(STATED GOAL) Set down each entry from the block beneath, exactly as written.

══════════════════════════════

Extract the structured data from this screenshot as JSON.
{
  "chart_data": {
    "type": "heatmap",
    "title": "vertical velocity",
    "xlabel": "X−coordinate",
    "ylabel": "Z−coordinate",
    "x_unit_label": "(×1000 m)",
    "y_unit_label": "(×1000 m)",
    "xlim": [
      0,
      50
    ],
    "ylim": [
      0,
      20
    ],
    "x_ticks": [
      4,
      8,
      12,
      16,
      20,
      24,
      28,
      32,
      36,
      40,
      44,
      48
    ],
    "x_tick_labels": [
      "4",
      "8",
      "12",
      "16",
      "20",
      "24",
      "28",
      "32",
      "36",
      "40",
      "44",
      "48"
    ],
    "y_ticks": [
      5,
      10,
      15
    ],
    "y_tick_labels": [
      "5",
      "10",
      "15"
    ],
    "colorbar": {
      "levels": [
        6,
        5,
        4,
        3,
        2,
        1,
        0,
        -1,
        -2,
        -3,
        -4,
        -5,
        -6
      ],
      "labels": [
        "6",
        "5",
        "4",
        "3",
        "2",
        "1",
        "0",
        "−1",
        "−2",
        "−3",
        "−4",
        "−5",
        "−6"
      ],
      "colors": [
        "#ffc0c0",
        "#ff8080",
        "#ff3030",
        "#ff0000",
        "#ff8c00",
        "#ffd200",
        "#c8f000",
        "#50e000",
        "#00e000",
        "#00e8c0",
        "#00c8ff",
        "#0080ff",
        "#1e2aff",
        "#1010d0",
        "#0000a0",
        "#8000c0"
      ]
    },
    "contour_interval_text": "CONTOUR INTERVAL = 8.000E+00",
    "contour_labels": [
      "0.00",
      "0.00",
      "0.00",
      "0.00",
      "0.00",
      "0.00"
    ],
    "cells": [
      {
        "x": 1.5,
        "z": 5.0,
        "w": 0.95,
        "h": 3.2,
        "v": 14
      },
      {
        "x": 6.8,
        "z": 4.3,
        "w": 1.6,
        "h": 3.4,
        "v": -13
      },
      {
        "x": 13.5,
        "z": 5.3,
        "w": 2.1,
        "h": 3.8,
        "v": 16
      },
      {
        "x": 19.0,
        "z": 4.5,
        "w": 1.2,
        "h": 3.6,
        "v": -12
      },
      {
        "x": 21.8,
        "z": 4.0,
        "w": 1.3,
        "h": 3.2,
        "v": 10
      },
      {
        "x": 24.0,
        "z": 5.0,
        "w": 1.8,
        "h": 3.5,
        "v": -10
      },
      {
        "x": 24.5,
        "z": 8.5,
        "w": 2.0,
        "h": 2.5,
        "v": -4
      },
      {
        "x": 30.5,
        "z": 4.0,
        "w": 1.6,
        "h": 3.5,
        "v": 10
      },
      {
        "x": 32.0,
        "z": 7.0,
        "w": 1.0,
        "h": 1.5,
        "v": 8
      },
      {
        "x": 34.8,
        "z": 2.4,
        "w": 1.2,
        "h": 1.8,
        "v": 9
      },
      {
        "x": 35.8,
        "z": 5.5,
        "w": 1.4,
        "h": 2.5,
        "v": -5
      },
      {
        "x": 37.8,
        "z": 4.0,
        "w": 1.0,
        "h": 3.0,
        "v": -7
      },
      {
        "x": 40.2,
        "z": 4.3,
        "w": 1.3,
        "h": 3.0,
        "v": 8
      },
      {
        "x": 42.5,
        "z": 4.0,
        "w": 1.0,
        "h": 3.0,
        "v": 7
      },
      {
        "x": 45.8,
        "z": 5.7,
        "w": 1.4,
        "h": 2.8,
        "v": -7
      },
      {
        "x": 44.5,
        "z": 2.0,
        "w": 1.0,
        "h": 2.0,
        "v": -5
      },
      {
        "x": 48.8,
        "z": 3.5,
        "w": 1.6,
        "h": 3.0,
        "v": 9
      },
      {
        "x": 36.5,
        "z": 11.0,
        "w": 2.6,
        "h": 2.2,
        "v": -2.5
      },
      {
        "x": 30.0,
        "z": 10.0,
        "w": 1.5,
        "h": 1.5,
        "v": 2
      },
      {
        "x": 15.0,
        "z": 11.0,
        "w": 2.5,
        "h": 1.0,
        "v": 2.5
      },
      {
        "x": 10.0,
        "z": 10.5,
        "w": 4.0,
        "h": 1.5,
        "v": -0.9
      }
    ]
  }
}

══════════════════════════════

(WRITTEN REPLY)
Extract the structured data from this screenshot as JSON.
{
  "chart_data": {
    "type": "heatmap",
    "title": "vertical velocity",
    "xlabel": "X−coordinate",
    "ylabel": "Z−coordinate",
    "x_unit_label": "(×1000 m)",
    "y_unit_label": "(×1000 m)",
    "xlim": [
      0,
      50
    ],
    "ylim": [
      0,
      20
    ],
    "x_ticks": [
      4,
      8,
      12,
      16,
      20,
      24,
      28,
      32,
      36,
      40,
      44,
      48
    ],
    "x_tick_labels": [
      "4",
      "8",
      "12",
      "16",
      "20",
      "24",
      "28",
      "32",
      "36",
      "40",
      "44",
      "48"
    ],
    "y_ticks": [
      5,
      10,
      15
    ],
    "y_tick_labels": [
      "5",
      "10",
      "15"
    ],
    "colorbar": {
      "levels": [
        6,
        5,
        4,
        3,
        2,
        1,
        0,
        -1,
        -2,
        -3,
        -4,
        -5,
        -6
      ],
      "labels": [
        "6",
        "5",
        "4",
        "3",
        "2",
        "1",
        "0",
        "−1",
        "−2",
        "−3",
        "−4",
        "−5",
        "−6"
      ],
      "colors": [
        "#ffc0c0",
        "#ff8080",
        "#ff3030",
        "#ff0000",
        "#ff8c00",
        "#ffd200",
        "#c8f000",
        "#50e000",
        "#00e000",
        "#00e8c0",
        "#00c8ff",
        "#0080ff",
        "#1e2aff",
        "#1010d0",
        "#0000a0",
        "#8000c0"
      ]
    },
    "contour_interval_text": "CONTOUR INTERVAL = 8.000E+00",
    "contour_labels": [
      "0.00",
      "0.00",
      "0.00",
      "0.00",
      "0.00",
      "0.00"
    ],
    "cells": [
      {
        "x": 1.5,
        "z": 5.0,
        "w": 0.95,
        "h": 3.2,
        "v": 14
      },
      {
        "x": 6.8,
        "z": 4.3,
        "w": 1.6,
        "h": 3.4,
        "v": -13
      },
      {
        "x": 13.5,
        "z": 5.3,
        "w": 2.1,
        "h": 3.8,
        "v": 16
      },
      {
        "x": 19.0,
        "z": 4.5,
        "w": 1.2,
        "h": 3.6,
        "v": -12
      },
      {
        "x": 21.8,
        "z": 4.0,
        "w": 1.3,
        "h": 3.2,
        "v": 10
      },
      {
        "x": 24.0,
        "z": 5.0,
        "w": 1.8,
        "h": 3.5,
        "v": -10
      },
      {
        "x": 24.5,
        "z": 8.5,
        "w": 2.0,
        "h": 2.5,
        "v": -4
      },
      {
        "x": 30.5,
        "z": 4.0,
        "w": 1.6,
        "h": 3.5,
        "v": 10
      },
      {
        "x": 32.0,
        "z": 7.0,
        "w": 1.0,
        "h": 1.5,
        "v": 8
      },
      {
        "x": 34.8,
        "z": 2.4,
        "w": 1.2,
        "h": 1.8,
        "v": 9
      },
      {
        "x": 35.8,
        "z": 5.5,
        "w": 1.4,
        "h": 2.5,
        "v": -5
      },
      {
        "x": 37.8,
        "z": 4.0,
        "w": 1.0,
        "h": 3.0,
        "v": -7
      },
      {
        "x": 40.2,
        "z": 4.3,
        "w": 1.3,
        "h": 3.0,
        "v": 8
      },
      {
        "x": 42.5,
        "z": 4.0,
        "w": 1.0,
        "h": 3.0,
        "v": 7
      },
      {
        "x": 45.8,
        "z": 5.7,
        "w": 1.4,
        "h": 2.8,
        "v": -7
      },
      {
        "x": 44.5,
        "z": 2.0,
        "w": 1.0,
        "h": 2.0,
        "v": -5
      },
      {
        "x": 48.8,
        "z": 3.5,
        "w": 1.6,
        "h": 3.0,
        "v": 9
      },
      {
        "x": 36.5,
        "z": 11.0,
        "w": 2.6,
        "h": 2.2,
        "v": -2.5
      },
      {
        "x": 30.0,
        "z": 10.0,
        "w": 1.5,
        "h": 1.5,
        "v": 2
      },
      {
        "x": 15.0,
        "z": 11.0,
        "w": 2.5,
        "h": 1.0,
        "v": 2.5
      },
      {
        "x": 10.0,
        "z": 10.5,
        "w": 4.0,
        "h": 1.5,
        "v": -0.9
      }
    ]
  }
}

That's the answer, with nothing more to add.